▶ [Aim] For each line below that contains the string "title", copy that line.

▶ [Extracted entries]

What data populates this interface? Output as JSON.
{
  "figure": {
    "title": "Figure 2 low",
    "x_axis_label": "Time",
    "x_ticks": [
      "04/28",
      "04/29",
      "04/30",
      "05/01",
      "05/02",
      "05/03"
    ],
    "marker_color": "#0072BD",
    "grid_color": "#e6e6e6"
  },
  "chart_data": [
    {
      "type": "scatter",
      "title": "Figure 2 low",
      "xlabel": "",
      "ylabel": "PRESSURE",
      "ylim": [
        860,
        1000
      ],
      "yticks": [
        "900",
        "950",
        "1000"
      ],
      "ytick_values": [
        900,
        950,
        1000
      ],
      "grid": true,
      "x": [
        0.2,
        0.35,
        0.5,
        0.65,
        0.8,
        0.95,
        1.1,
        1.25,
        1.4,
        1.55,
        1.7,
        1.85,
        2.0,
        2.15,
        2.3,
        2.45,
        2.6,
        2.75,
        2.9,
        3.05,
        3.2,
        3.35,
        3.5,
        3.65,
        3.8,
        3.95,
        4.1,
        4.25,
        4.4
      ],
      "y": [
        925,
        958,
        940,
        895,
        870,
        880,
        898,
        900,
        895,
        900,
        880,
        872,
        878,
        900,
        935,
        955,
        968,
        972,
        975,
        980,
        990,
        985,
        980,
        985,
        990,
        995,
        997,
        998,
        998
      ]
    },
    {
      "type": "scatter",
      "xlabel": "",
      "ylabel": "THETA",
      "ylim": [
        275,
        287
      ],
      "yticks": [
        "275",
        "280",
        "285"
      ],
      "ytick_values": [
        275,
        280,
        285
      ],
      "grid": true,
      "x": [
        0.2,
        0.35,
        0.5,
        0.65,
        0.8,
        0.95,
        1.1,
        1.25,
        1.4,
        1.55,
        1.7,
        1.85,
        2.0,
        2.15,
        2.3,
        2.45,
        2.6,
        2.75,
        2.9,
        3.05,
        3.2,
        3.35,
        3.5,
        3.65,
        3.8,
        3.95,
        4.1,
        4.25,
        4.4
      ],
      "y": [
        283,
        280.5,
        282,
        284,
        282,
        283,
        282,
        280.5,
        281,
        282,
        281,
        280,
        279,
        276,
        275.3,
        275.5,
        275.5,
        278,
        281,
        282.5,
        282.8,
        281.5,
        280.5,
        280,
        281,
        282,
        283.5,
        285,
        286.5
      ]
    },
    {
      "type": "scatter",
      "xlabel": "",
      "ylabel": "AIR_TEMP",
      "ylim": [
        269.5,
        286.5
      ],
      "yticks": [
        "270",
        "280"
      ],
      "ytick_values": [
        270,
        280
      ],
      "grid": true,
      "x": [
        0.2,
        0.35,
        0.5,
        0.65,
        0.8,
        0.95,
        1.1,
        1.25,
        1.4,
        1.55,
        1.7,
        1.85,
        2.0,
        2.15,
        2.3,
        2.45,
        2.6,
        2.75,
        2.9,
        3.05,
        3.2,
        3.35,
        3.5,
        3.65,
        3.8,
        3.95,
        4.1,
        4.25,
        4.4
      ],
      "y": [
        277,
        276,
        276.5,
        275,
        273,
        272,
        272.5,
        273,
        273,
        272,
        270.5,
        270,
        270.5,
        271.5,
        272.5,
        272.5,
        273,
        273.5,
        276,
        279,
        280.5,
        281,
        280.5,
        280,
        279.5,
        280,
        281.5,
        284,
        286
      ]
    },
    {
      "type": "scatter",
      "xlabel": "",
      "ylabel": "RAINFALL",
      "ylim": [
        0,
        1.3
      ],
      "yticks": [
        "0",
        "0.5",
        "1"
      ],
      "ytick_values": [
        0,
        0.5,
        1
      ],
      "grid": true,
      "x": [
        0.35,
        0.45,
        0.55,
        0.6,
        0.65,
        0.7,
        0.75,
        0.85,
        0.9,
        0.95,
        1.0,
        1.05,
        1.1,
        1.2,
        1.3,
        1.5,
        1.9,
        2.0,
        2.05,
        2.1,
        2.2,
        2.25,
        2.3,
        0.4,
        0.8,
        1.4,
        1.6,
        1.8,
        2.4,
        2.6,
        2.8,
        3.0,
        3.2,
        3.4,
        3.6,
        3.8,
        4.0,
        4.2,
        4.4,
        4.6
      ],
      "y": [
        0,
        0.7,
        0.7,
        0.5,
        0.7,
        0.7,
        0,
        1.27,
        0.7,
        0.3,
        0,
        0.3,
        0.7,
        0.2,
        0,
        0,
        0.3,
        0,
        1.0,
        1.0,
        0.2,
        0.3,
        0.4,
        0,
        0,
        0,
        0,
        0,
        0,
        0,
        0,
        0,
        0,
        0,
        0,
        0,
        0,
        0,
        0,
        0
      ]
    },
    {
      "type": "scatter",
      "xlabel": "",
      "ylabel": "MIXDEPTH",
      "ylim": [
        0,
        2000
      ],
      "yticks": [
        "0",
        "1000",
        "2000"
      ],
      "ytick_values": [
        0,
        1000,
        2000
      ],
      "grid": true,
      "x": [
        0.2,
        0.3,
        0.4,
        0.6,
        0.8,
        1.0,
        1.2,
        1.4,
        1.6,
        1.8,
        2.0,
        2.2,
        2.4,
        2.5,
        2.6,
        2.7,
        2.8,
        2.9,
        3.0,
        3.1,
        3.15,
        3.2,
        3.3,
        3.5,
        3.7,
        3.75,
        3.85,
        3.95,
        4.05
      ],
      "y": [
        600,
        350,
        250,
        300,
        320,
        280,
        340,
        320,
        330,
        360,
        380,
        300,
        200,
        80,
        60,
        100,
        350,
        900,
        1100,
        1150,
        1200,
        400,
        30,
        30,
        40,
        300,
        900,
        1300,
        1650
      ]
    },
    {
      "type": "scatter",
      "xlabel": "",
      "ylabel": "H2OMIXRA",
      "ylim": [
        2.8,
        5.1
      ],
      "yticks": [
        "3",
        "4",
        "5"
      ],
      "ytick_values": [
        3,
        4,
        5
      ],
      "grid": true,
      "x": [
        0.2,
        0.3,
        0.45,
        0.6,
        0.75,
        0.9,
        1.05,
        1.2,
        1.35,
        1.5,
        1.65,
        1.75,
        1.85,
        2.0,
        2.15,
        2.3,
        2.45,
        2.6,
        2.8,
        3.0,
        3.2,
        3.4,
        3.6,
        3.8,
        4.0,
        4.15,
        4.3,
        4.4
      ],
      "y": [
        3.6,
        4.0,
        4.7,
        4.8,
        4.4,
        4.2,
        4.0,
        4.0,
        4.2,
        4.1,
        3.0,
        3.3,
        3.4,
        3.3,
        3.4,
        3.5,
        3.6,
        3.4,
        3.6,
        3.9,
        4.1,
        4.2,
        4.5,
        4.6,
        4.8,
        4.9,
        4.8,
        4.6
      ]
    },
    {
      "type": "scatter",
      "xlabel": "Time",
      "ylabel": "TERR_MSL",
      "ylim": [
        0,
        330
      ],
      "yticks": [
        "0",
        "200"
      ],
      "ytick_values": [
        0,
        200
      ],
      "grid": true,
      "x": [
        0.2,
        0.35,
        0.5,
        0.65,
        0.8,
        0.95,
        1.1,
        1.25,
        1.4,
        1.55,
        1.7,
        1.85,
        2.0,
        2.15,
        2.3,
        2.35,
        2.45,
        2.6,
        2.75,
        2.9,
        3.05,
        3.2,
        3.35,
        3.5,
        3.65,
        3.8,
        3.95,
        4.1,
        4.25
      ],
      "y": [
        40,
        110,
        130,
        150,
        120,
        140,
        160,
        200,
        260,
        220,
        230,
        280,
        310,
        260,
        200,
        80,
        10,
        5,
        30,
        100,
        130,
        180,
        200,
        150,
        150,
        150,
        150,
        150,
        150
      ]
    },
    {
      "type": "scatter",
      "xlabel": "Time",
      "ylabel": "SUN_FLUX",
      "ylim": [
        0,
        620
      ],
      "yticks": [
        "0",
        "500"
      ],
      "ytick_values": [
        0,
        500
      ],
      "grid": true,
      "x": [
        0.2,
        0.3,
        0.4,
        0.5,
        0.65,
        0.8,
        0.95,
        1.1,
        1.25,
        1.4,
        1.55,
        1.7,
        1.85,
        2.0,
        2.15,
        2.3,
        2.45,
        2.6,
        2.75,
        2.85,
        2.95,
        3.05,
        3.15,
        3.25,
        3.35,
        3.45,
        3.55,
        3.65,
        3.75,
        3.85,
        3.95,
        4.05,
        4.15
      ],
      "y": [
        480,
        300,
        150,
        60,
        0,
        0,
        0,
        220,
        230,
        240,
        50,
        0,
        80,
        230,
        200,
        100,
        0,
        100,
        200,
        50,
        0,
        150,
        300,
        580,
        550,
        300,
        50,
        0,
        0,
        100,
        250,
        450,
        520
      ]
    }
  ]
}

▶ [Exercise output]
    "title": "Figure 2 low",
      "title": "Figure 2 low",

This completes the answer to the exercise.